**Stored entries**
----------
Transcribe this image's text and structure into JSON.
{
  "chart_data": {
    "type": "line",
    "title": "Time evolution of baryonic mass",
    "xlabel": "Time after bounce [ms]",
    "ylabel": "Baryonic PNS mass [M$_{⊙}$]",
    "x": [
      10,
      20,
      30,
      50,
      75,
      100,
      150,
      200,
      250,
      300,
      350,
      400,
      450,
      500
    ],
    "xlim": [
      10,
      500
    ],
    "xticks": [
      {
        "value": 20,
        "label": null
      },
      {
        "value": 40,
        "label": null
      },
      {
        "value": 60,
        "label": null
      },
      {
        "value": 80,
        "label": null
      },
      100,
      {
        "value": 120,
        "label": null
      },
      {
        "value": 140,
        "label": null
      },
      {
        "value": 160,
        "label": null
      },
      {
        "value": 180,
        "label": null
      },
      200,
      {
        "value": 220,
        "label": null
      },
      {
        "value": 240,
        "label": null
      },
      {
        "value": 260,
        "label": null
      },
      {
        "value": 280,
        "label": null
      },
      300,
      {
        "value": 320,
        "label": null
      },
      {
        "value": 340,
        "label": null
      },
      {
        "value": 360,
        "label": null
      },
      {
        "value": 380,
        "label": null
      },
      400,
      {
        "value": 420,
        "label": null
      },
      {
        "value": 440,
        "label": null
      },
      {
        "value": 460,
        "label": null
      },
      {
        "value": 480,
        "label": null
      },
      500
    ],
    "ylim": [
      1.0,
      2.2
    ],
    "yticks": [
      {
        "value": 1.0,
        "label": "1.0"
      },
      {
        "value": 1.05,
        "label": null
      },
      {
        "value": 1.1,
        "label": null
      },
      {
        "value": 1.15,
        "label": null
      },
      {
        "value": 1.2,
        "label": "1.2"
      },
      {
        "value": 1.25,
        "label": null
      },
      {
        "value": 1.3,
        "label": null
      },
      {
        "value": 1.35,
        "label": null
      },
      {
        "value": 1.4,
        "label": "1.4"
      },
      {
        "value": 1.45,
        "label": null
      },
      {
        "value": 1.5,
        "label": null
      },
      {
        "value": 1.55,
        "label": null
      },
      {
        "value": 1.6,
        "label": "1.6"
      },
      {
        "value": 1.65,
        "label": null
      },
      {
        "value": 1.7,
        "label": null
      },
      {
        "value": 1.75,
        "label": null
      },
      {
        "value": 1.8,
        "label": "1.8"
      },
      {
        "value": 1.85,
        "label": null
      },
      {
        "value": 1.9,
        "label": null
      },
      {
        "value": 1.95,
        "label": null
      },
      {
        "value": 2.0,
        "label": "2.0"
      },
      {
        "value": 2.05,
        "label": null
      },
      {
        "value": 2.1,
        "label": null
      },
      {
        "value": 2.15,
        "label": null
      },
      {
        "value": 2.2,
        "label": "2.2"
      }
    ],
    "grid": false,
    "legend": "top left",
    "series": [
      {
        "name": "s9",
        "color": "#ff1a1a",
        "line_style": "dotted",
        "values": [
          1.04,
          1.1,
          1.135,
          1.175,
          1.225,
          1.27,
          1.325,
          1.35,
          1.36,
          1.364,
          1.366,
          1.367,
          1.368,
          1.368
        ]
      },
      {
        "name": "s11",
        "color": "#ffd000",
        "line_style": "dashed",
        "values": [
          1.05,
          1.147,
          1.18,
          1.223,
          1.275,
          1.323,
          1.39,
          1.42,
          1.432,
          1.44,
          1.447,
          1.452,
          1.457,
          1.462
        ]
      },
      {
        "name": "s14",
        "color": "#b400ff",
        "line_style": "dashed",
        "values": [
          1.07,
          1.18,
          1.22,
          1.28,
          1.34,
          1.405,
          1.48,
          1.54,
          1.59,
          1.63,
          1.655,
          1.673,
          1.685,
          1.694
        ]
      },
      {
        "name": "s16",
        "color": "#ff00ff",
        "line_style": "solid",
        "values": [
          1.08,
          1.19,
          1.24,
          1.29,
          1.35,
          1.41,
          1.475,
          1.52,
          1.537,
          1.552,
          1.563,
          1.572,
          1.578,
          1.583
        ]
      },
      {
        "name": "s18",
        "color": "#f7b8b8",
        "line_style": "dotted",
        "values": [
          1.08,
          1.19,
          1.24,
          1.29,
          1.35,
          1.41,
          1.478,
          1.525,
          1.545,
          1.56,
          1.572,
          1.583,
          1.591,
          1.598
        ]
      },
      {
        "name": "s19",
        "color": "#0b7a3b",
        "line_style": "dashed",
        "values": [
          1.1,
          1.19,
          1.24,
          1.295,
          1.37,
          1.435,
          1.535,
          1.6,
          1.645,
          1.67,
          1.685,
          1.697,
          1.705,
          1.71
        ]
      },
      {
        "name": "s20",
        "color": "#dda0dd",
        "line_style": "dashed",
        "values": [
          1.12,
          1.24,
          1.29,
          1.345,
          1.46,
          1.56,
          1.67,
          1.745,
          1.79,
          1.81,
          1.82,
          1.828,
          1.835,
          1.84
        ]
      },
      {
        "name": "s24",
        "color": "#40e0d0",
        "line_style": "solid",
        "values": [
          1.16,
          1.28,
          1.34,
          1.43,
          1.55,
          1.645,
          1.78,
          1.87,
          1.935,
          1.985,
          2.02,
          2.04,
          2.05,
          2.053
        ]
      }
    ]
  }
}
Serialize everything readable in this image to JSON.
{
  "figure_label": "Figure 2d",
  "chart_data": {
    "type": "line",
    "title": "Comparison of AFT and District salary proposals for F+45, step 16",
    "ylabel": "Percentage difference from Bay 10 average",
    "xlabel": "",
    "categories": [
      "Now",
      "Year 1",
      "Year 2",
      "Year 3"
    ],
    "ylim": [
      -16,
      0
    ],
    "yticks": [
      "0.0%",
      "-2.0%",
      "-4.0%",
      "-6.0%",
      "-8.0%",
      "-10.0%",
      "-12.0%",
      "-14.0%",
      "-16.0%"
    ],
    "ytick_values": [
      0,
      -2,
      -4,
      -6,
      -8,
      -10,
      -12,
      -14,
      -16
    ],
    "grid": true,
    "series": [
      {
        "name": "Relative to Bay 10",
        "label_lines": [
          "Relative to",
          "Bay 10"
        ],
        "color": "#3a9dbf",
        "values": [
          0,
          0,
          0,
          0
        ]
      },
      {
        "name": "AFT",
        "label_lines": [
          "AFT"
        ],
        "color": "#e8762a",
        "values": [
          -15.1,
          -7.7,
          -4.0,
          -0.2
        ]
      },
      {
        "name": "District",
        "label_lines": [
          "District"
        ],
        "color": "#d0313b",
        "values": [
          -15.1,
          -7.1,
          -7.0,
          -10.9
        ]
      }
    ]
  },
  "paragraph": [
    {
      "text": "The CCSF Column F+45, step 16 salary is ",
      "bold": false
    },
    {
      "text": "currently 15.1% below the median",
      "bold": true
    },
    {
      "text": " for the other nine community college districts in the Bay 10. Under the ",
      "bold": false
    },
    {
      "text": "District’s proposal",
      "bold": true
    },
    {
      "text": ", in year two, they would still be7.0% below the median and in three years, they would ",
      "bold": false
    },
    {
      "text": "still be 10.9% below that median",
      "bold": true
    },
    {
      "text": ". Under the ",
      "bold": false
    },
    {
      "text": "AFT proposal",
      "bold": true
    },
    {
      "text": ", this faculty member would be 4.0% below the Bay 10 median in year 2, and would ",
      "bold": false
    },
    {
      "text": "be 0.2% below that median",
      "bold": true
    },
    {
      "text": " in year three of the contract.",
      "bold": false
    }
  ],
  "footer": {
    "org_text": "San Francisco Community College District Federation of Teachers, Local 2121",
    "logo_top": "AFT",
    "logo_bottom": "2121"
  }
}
----------
**Written exercise**
How many of the lines in the listing above hold the word "ylabel"? Report only that figure.

**The response**
2